- PROMPT -
Pick out every line holding the string "github" and copy it.

- Collected data entries -
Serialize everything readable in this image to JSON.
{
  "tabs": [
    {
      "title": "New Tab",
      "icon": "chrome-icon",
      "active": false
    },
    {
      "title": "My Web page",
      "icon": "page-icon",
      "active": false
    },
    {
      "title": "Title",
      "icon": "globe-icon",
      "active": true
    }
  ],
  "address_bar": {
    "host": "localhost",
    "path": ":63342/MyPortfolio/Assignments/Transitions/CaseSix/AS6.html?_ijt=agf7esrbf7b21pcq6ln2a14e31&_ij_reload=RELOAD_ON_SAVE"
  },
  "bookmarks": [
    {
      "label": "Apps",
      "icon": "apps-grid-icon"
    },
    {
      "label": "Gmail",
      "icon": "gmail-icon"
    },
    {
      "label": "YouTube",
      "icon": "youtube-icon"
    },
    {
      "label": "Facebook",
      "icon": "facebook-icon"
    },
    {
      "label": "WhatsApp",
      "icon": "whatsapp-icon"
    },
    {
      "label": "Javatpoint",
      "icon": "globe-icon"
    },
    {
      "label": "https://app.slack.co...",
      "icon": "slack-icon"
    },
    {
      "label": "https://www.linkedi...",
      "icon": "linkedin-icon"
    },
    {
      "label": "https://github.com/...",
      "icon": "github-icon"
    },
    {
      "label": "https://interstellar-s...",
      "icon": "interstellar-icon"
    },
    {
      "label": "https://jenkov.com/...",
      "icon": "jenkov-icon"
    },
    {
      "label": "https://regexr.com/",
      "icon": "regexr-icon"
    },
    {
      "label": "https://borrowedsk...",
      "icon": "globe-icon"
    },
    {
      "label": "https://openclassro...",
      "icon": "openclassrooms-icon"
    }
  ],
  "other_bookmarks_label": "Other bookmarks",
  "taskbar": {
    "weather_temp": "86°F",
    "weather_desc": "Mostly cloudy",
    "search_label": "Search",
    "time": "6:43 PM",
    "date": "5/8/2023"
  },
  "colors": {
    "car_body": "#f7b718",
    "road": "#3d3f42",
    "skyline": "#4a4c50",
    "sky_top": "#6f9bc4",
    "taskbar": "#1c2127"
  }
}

- EXERCISE RESPONSE -
      "label": "https://github.com/...",
      "icon": "github-icon"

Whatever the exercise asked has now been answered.